To do: Extract each line where the string "Robert" shows up.

Data lines:
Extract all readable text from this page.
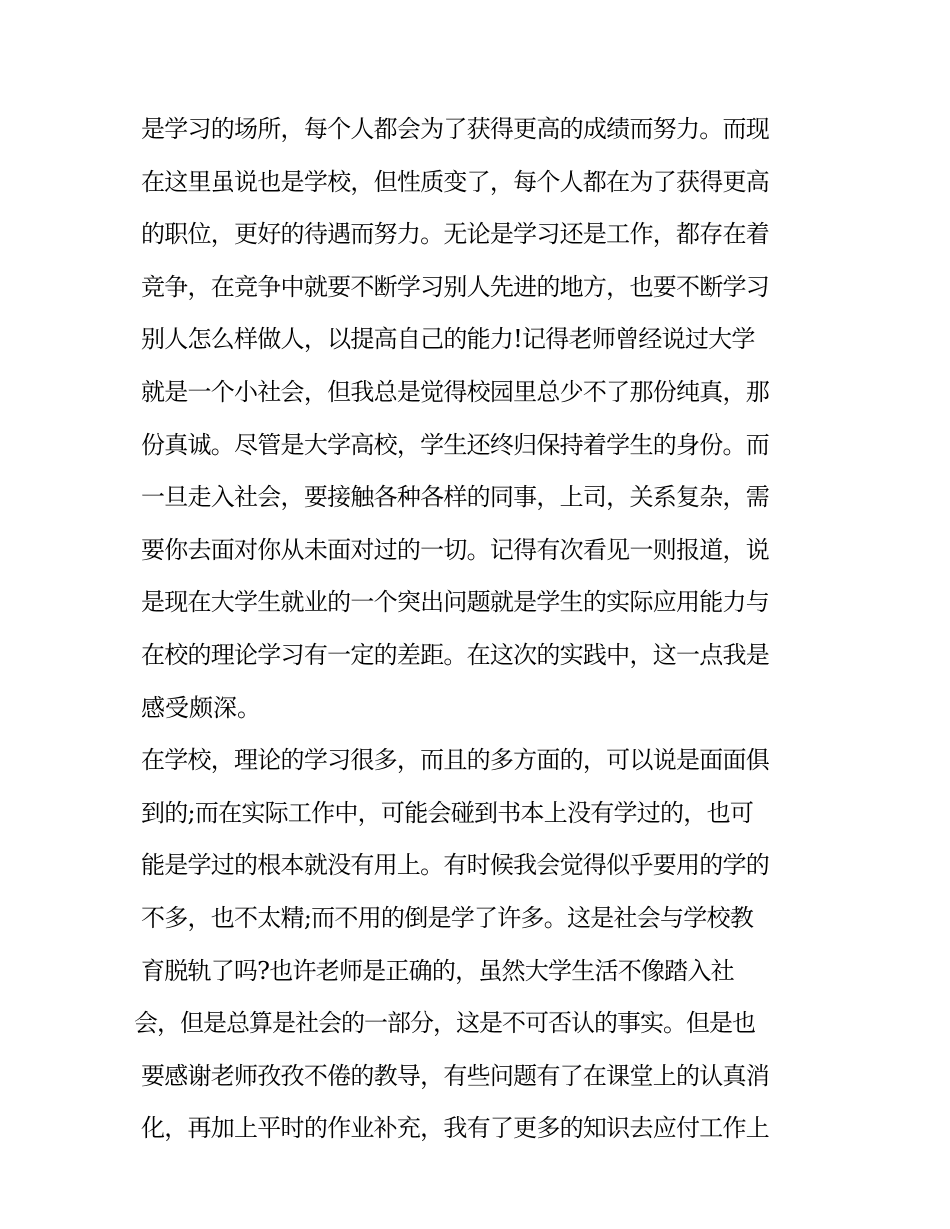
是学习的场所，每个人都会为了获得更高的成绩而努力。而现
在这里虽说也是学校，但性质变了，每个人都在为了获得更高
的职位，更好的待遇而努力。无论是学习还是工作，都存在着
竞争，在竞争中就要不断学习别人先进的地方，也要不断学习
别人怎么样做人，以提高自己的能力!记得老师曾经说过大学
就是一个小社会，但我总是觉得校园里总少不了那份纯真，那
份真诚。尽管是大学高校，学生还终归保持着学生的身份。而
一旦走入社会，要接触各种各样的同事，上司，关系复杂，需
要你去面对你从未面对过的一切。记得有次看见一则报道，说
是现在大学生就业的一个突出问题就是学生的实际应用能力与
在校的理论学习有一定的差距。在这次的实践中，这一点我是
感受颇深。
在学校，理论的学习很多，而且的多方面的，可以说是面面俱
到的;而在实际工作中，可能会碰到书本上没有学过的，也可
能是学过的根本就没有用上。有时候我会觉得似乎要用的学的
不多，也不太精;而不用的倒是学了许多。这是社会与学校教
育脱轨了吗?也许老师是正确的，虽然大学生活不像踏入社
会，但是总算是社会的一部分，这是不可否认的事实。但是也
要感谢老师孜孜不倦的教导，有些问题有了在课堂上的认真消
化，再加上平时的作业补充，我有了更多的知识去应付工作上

...

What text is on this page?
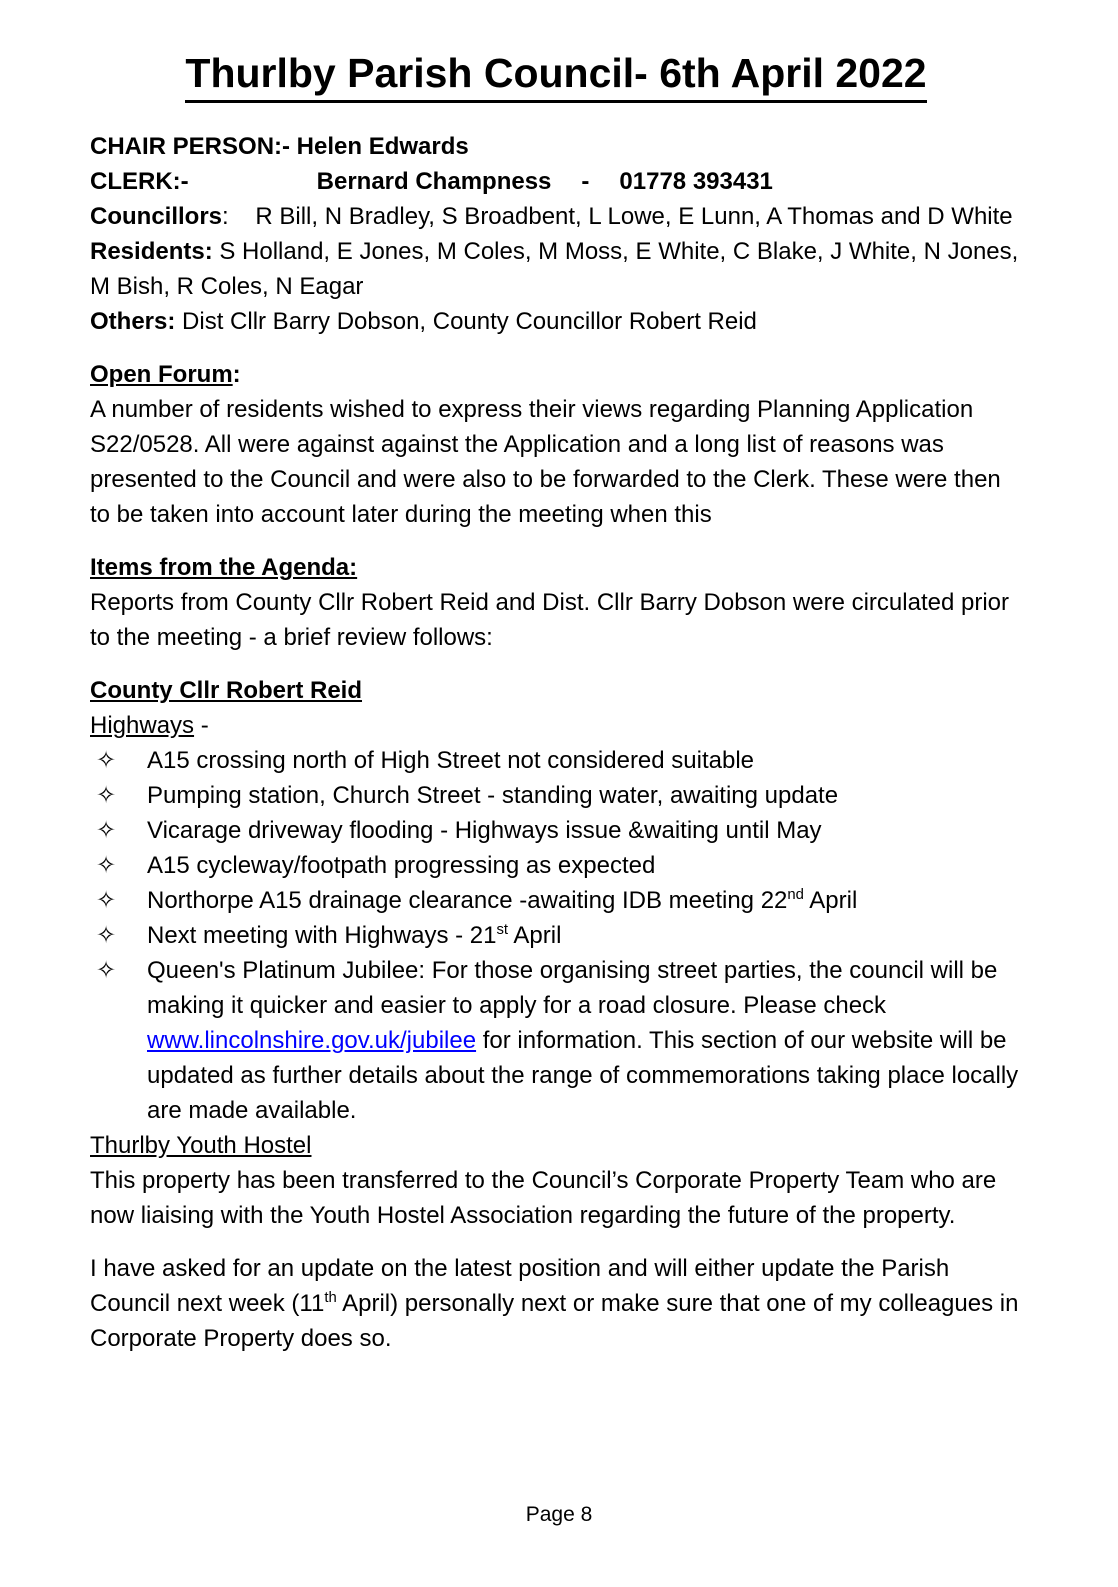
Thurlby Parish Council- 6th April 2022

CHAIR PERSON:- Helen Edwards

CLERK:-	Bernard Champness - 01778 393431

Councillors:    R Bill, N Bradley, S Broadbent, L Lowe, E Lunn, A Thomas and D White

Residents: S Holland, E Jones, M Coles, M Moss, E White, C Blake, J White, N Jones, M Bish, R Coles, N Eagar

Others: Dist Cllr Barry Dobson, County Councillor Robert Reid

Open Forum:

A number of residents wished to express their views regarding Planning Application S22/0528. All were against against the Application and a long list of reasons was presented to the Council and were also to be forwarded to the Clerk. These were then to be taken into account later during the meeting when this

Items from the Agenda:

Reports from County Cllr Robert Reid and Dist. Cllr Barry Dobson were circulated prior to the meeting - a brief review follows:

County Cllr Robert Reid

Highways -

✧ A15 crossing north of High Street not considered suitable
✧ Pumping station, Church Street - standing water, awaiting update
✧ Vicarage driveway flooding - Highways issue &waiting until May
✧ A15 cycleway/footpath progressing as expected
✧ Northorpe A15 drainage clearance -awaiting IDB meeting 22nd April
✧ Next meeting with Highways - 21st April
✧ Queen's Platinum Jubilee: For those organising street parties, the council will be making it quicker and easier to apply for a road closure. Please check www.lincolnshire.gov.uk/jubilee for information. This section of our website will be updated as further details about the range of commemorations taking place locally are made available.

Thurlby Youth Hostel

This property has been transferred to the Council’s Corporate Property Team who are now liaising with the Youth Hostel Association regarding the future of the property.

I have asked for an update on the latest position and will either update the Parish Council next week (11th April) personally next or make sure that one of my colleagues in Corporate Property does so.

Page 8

* * *

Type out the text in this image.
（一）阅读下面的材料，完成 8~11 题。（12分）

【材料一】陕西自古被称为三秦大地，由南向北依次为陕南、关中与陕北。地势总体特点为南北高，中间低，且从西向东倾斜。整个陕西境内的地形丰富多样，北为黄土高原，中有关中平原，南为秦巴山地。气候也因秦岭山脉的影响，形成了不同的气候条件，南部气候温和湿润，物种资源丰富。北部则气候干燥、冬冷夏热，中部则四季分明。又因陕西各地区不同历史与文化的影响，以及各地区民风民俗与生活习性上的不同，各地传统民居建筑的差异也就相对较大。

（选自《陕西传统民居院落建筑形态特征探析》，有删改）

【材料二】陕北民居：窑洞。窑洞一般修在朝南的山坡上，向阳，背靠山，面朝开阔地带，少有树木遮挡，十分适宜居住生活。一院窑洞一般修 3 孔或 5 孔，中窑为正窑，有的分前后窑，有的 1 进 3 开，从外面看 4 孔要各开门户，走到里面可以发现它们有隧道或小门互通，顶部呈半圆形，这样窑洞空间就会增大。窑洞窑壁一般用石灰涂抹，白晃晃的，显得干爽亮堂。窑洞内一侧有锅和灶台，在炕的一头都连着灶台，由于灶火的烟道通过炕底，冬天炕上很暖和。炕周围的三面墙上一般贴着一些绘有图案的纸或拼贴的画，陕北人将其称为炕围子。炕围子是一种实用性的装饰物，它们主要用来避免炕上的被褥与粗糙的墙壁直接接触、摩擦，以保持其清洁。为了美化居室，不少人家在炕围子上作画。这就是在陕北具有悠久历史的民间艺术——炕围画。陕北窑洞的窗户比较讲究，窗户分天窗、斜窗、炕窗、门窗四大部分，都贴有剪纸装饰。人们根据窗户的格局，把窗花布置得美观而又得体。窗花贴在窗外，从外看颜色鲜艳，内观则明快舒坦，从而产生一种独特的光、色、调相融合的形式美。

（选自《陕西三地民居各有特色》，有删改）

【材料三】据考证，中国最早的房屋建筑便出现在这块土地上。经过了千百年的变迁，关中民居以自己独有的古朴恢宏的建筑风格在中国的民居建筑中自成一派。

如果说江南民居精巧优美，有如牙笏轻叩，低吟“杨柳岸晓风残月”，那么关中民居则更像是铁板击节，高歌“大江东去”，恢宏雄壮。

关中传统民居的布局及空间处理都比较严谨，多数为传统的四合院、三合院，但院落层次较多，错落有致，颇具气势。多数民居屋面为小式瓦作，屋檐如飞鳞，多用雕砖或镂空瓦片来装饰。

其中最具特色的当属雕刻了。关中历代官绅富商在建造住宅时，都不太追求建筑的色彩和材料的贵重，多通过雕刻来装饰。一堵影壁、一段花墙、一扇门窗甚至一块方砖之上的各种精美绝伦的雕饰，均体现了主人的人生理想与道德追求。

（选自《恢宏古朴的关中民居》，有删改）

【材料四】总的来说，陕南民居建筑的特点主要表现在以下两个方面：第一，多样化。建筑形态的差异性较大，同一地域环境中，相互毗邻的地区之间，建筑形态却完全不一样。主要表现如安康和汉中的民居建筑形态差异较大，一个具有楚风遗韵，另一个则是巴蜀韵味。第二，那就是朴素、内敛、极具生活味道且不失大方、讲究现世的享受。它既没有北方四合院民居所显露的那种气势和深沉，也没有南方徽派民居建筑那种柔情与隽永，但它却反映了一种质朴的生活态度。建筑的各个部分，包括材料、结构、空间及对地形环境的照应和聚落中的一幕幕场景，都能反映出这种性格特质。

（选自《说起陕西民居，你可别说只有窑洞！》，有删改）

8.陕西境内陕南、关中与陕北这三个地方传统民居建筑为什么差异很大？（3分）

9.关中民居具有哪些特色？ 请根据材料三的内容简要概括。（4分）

Solution for this problem:
Others: Dist Cllr Barry Dobson, County Councillor Robert Reid
Reports from County Cllr Robert Reid and Dist. Cllr Barry Dobson were circulated prior to the meeting - a brief review follows:
County Cllr Robert Reid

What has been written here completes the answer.